_Problem requirements:_
Exactly reproduce each entry, leaving out nothing.

_The input:_
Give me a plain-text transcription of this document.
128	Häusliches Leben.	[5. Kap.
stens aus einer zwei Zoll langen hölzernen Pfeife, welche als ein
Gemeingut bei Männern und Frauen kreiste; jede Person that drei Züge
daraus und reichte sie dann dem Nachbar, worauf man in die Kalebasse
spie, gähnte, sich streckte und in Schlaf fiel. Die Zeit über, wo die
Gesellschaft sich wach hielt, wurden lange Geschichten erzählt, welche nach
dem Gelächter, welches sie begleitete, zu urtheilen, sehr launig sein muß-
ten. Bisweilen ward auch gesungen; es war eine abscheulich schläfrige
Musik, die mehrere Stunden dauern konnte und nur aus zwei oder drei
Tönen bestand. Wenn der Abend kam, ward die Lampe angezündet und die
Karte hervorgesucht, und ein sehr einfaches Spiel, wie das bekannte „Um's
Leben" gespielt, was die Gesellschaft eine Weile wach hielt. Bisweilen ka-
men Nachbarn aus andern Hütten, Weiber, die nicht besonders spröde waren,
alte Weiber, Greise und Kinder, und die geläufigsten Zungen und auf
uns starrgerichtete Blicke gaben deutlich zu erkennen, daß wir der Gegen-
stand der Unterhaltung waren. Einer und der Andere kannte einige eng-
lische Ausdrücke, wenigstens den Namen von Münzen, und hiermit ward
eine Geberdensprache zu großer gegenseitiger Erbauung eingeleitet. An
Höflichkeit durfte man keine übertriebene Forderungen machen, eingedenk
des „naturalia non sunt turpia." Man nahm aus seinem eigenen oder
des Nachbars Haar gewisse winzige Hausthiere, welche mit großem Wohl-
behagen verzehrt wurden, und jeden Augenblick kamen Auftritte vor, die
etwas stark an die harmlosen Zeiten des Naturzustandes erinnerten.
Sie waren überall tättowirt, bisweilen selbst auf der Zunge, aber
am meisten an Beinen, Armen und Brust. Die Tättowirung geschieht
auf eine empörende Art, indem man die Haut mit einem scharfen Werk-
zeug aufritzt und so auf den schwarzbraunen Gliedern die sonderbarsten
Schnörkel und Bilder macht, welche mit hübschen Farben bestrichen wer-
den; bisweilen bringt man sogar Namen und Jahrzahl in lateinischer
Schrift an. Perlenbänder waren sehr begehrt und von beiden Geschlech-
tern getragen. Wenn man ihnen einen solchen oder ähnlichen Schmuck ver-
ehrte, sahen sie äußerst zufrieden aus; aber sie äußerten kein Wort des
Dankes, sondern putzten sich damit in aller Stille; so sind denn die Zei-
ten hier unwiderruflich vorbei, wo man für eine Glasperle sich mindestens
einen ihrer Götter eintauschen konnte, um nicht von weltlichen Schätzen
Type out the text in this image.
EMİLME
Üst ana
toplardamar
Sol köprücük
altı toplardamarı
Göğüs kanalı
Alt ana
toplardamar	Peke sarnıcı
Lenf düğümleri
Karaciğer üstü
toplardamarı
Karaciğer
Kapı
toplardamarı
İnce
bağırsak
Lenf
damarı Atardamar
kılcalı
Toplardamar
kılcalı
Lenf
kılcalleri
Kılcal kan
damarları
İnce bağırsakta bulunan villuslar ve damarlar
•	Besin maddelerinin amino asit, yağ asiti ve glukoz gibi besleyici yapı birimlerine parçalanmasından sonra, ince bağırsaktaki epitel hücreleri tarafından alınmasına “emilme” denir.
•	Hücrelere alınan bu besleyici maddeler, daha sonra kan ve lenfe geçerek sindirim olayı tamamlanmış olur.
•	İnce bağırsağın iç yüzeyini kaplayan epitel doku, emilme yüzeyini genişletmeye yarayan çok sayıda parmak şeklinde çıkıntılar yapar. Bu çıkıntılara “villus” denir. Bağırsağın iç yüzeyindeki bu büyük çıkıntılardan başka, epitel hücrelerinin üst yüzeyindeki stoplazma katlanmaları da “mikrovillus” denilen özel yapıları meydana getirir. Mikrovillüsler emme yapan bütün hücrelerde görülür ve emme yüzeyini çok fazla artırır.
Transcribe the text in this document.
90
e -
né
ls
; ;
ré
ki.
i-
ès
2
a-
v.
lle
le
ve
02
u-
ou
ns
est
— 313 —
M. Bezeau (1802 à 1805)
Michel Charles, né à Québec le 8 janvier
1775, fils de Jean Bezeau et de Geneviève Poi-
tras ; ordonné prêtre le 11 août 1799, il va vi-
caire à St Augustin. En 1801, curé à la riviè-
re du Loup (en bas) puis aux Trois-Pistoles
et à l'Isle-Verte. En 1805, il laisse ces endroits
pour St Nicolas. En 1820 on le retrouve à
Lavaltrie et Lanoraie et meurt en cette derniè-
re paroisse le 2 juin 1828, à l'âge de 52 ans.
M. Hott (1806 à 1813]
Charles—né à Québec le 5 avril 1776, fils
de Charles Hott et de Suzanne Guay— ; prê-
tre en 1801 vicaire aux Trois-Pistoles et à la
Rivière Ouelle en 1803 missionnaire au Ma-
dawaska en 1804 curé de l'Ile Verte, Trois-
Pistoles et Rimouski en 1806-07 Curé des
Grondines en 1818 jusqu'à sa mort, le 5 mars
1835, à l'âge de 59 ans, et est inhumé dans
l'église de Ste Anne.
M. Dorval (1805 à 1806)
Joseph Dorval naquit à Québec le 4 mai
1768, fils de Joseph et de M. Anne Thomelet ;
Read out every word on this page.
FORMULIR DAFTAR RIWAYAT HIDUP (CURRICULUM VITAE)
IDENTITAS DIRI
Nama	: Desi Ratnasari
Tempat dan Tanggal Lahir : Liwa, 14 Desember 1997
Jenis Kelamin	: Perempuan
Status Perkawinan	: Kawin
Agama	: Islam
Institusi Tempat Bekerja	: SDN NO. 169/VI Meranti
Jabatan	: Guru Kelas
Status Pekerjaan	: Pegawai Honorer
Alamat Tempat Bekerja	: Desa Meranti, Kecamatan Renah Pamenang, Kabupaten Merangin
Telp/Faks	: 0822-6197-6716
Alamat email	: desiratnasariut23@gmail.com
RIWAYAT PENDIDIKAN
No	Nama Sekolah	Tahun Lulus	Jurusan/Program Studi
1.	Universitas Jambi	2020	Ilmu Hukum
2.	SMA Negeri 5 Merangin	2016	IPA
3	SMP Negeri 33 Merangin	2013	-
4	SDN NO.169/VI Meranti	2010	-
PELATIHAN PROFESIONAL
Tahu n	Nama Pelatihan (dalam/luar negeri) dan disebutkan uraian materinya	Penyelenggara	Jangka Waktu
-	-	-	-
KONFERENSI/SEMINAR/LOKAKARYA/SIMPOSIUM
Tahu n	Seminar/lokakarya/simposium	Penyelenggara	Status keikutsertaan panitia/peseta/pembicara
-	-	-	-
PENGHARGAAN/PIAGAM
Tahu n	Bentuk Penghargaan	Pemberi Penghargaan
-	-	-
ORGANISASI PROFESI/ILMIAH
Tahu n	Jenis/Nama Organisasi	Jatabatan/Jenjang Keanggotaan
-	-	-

_Task response:_
Give me a plain-text transcription of this document.
128	Häusliches Leben.	[5. Kap.
stens aus einer zwei Zoll langen hölzernen Pfeife, welche als ein
Gemeingut bei Männern und Frauen kreiste; jede Person that drei Züge
daraus und reichte sie dann dem Nachbar, worauf man in die Kalebasse
spie, gähnte, sich streckte und in Schlaf fiel. Die Zeit über, wo die
Gesellschaft sich wach hielt, wurden lange Geschichten erzählt, welche nach
dem Gelächter, welches sie begleitete, zu urtheilen, sehr launig sein muß-
ten. Bisweilen ward auch gesungen; es war eine abscheulich schläfrige
Musik, die mehrere Stunden dauern konnte und nur aus zwei oder drei
Tönen bestand. Wenn der Abend kam, ward die Lampe angezündet und die
Karte hervorgesucht, und ein sehr einfaches Spiel, wie das bekannte „Um's
Leben" gespielt, was die Gesellschaft eine Weile wach hielt. Bisweilen ka-
men Nachbarn aus andern Hütten, Weiber, die nicht besonders spröde waren,
alte Weiber, Greise und Kinder, und die geläufigsten Zungen und auf
uns starrgerichtete Blicke gaben deutlich zu erkennen, daß wir der Gegen-
stand der Unterhaltung waren. Einer und der Andere kannte einige eng-
lische Ausdrücke, wenigstens den Namen von Münzen, und hiermit ward
eine Geberdensprache zu großer gegenseitiger Erbauung eingeleitet. An
Höflichkeit durfte man keine übertriebene Forderungen machen, eingedenk
des „naturalia non sunt turpia." Man nahm aus seinem eigenen oder
des Nachbars Haar gewisse winzige Hausthiere, welche mit großem Wohl-
behagen verzehrt wurden, und jeden Augenblick kamen Auftritte vor, die
etwas stark an die harmlosen Zeiten des Naturzustandes erinnerten.
Sie waren überall tättowirt, bisweilen selbst auf der Zunge, aber
am meisten an Beinen, Armen und Brust. Die Tättowirung geschieht
auf eine empörende Art, indem man die Haut mit einem scharfen Werk-
zeug aufritzt und so auf den schwarzbraunen Gliedern die sonderbarsten
Schnörkel und Bilder macht, welche mit hübschen Farben bestrichen wer-
den; bisweilen bringt man sogar Namen und Jahrzahl in lateinischer
Schrift an. Perlenbänder waren sehr begehrt und von beiden Geschlech-
tern getragen. Wenn man ihnen einen solchen oder ähnlichen Schmuck ver-
ehrte, sahen sie äußerst zufrieden aus; aber sie äußerten kein Wort des
Dankes, sondern putzten sich damit in aller Stille; so sind denn die Zei-
ten hier unwiderruflich vorbei, wo man für eine Glasperle sich mindestens
einen ihrer Götter eintauschen konnte, um nicht von weltlichen Schätzen
Type out the text in this image.
EMİLME
Üst ana
toplardamar
Sol köprücük
altı toplardamarı
Göğüs kanalı
Alt ana
toplardamar	Peke sarnıcı
Lenf düğümleri
Karaciğer üstü
toplardamarı
Karaciğer
Kapı
toplardamarı
İnce
bağırsak
Lenf
damarı Atardamar
kılcalı
Toplardamar
kılcalı
Lenf
kılcalleri
Kılcal kan
damarları
İnce bağırsakta bulunan villuslar ve damarlar
•	Besin maddelerinin amino asit, yağ asiti ve glukoz gibi besleyici yapı birimlerine parçalanmasından sonra, ince bağırsaktaki epitel hücreleri tarafından alınmasına “emilme” denir.
•	Hücrelere alınan bu besleyici maddeler, daha sonra kan ve lenfe geçerek sindirim olayı tamamlanmış olur.
•	İnce bağırsağın iç yüzeyini kaplayan epitel doku, emilme yüzeyini genişletmeye yarayan çok sayıda parmak şeklinde çıkıntılar yapar. Bu çıkıntılara “villus” denir. Bağırsağın iç yüzeyindeki bu büyük çıkıntılardan başka, epitel hücrelerinin üst yüzeyindeki stoplazma katlanmaları da “mikrovillus” denilen özel yapıları meydana getirir. Mikrovillüsler emme yapan bütün hücrelerde görülür ve emme yüzeyini çok fazla artırır.
Transcribe the text in this document.
90
e -
né
ls
; ;
ré
ki.
i-
ès
2
a-
v.
lle
le
ve
02
u-
ou
ns
est
— 313 —
M. Bezeau (1802 à 1805)
Michel Charles, né à Québec le 8 janvier
1775, fils de Jean Bezeau et de Geneviève Poi-
tras ; ordonné prêtre le 11 août 1799, il va vi-
caire à St Augustin. En 1801, curé à la riviè-
re du Loup (en bas) puis aux Trois-Pistoles
et à l'Isle-Verte. En 1805, il laisse ces endroits
pour St Nicolas. En 1820 on le retrouve à
Lavaltrie et Lanoraie et meurt en cette derniè-
re paroisse le 2 juin 1828, à l'âge de 52 ans.
M. Hott (1806 à 1813]
Charles—né à Québec le 5 avril 1776, fils
de Charles Hott et de Suzanne Guay— ; prê-
tre en 1801 vicaire aux Trois-Pistoles et à la
Rivière Ouelle en 1803 missionnaire au Ma-
dawaska en 1804 curé de l'Ile Verte, Trois-
Pistoles et Rimouski en 1806-07 Curé des
Grondines en 1818 jusqu'à sa mort, le 5 mars
1835, à l'âge de 59 ans, et est inhumé dans
l'église de Ste Anne.
M. Dorval (1805 à 1806)
Joseph Dorval naquit à Québec le 4 mai
1768, fils de Joseph et de M. Anne Thomelet ;
Read out every word on this page.
FORMULIR DAFTAR RIWAYAT HIDUP (CURRICULUM VITAE)
IDENTITAS DIRI
Nama	: Desi Ratnasari
Tempat dan Tanggal Lahir : Liwa, 14 Desember 1997
Jenis Kelamin	: Perempuan
Status Perkawinan	: Kawin
Agama	: Islam
Institusi Tempat Bekerja	: SDN NO. 169/VI Meranti
Jabatan	: Guru Kelas
Status Pekerjaan	: Pegawai Honorer
Alamat Tempat Bekerja	: Desa Meranti, Kecamatan Renah Pamenang, Kabupaten Merangin
Telp/Faks	: 0822-6197-6716
Alamat email	: desiratnasariut23@gmail.com
RIWAYAT PENDIDIKAN
No	Nama Sekolah	Tahun Lulus	Jurusan/Program Studi
1.	Universitas Jambi	2020	Ilmu Hukum
2.	SMA Negeri 5 Merangin	2016	IPA
3	SMP Negeri 33 Merangin	2013	-
4	SDN NO.169/VI Meranti	2010	-
PELATIHAN PROFESIONAL
Tahu n	Nama Pelatihan (dalam/luar negeri) dan disebutkan uraian materinya	Penyelenggara	Jangka Waktu
-	-	-	-
KONFERENSI/SEMINAR/LOKAKARYA/SIMPOSIUM
Tahu n	Seminar/lokakarya/simposium	Penyelenggara	Status keikutsertaan panitia/peseta/pembicara
-	-	-	-
PENGHARGAAN/PIAGAM
Tahu n	Bentuk Penghargaan	Pemberi Penghargaan
-	-	-
ORGANISASI PROFESI/ILMIAH
Tahu n	Jenis/Nama Organisasi	Jatabatan/Jenjang Keanggotaan
-	-	-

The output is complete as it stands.